WORK REQUIRED: Tell how many lines in these records contain the string "remanen", with only the number as the reply.
○ ○ ○ ○ ○
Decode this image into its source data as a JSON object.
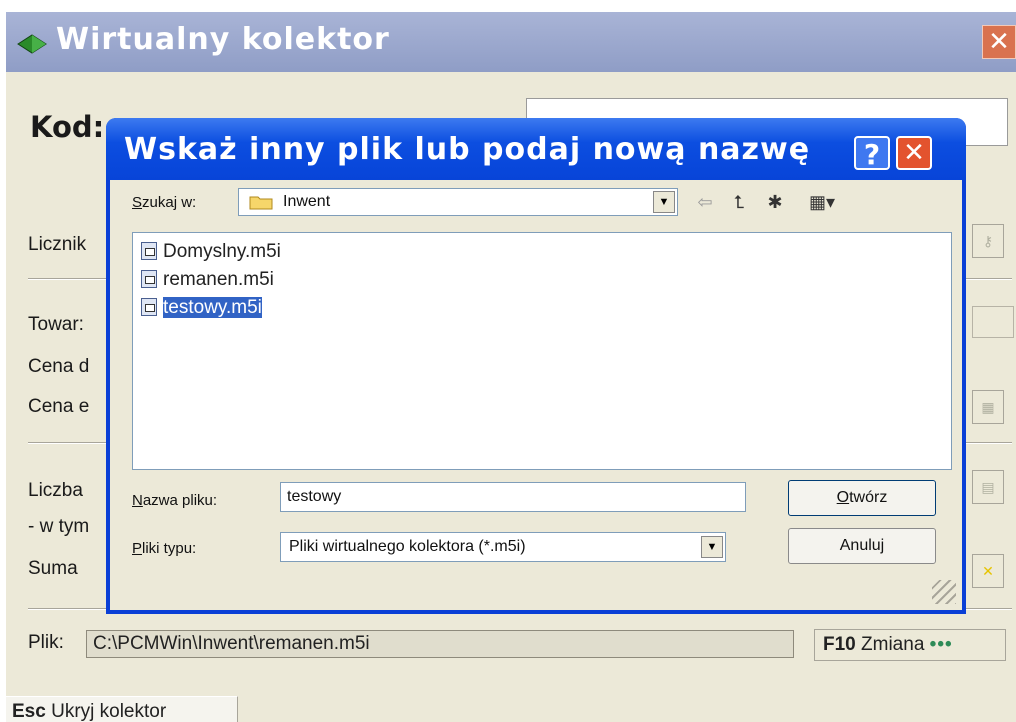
{
  "main": {
    "title": "Wirtualny kolektor",
    "close_glyph": "✕",
    "kod_label": "Kod:",
    "licznik_label": "Licznik",
    "towar_label": "Towar:",
    "cena_d_label": "Cena d",
    "cena_e_label": "Cena e",
    "liczba_label": "Liczba",
    "w_tym_label": "- w tym",
    "suma_label": "Suma",
    "plik_label": "Plik:",
    "plik_value": "C:\\PCMWin\\Inwent\\remanen.m5i",
    "f10_key": "F10",
    "zmiana_label": "Zmiana",
    "zmiana_icon": "•••",
    "esc_key": "Esc",
    "ukryj_label": "Ukryj kolektor"
  },
  "dialog": {
    "title": "Wskaż inny plik lub podaj nową nazwę",
    "help_glyph": "?",
    "close_glyph": "✕",
    "lookin_label_u": "S",
    "lookin_label_rest": "zukaj w:",
    "lookin_value": "Inwent",
    "files": [
      {
        "name": "Domyslny.m5i",
        "selected": false
      },
      {
        "name": "remanen.m5i",
        "selected": false
      },
      {
        "name": "testowy.m5i",
        "selected": true
      }
    ],
    "filename_label_u": "N",
    "filename_label_rest": "azwa pliku:",
    "filename_value": "testowy",
    "filetype_label_u": "P",
    "filetype_label_rest": "liki typu:",
    "filetype_value": "Pliki wirtualnego kolektora (*.m5i)",
    "open_label_u": "O",
    "open_label_rest": "twórz",
    "cancel_label": "Anuluj"
  },
  "colors": {
    "dialog_title_blue": "#0c4ee0",
    "selection_blue": "#3163c5",
    "main_title_bg": "#8f9dc6"
  },
  "icons": [
    "app-icon",
    "folder-icon",
    "back-arrow-icon",
    "up-folder-icon",
    "new-folder-icon",
    "view-menu-icon",
    "file-icon",
    "chevron-down-icon",
    "dots-icon",
    "resize-grip-icon"
  ]
}
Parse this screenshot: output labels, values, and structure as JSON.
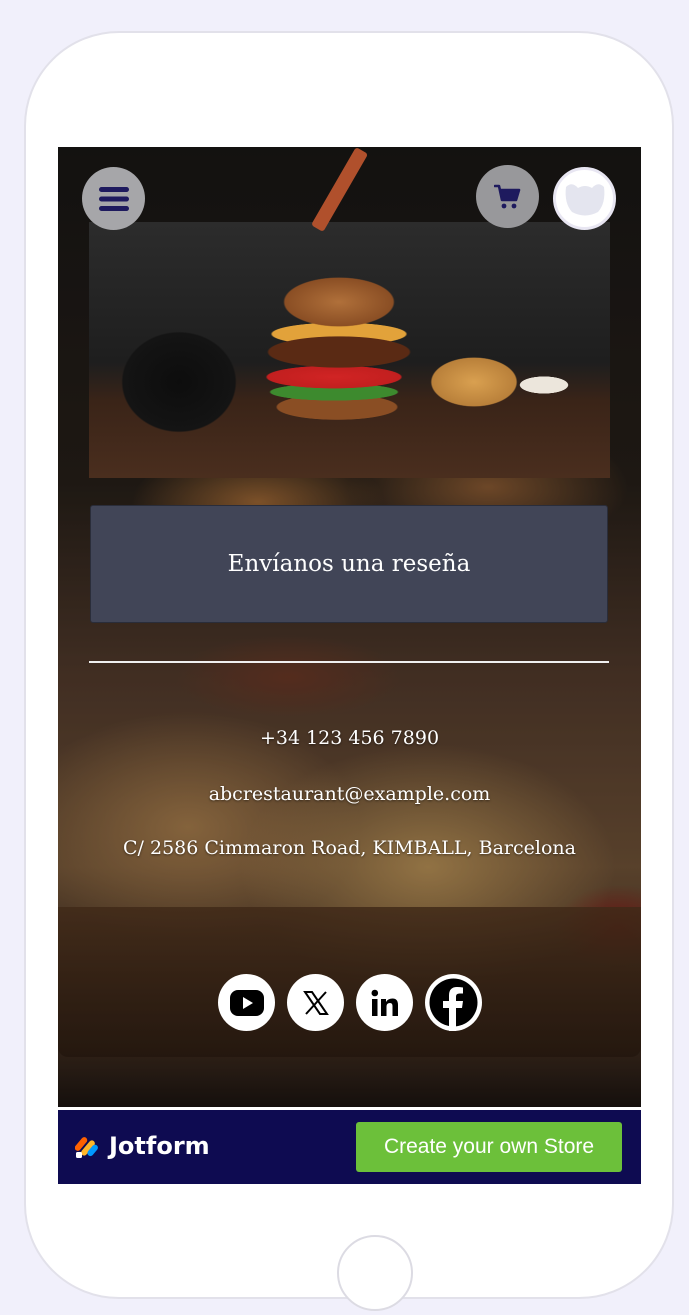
{
  "header": {
    "menu_icon": "hamburger-menu-icon",
    "cart_icon": "shopping-cart-icon",
    "avatar_icon": "store-logo-avatar"
  },
  "main": {
    "review_button_label": "Envíanos una reseña",
    "contact": {
      "phone": "+34 123 456 7890",
      "email": "abcrestaurant@example.com",
      "address": "C/ 2586 Cimmaron Road, KIMBALL, Barcelona"
    },
    "socials": [
      {
        "name": "youtube",
        "icon": "youtube-icon"
      },
      {
        "name": "x",
        "icon": "x-icon"
      },
      {
        "name": "linkedin",
        "icon": "linkedin-icon"
      },
      {
        "name": "facebook",
        "icon": "facebook-icon"
      }
    ]
  },
  "footer": {
    "brand": "Jotform",
    "cta_label": "Create your own Store"
  },
  "colors": {
    "page_bg": "#f1f0fb",
    "review_button": "#414557",
    "footer_bg": "#0e0b51",
    "cta_green": "#6cc03a",
    "icon_navy": "#1e1a5e"
  }
}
○ ○ ○ ○ ○
TASK OUTPUT: 2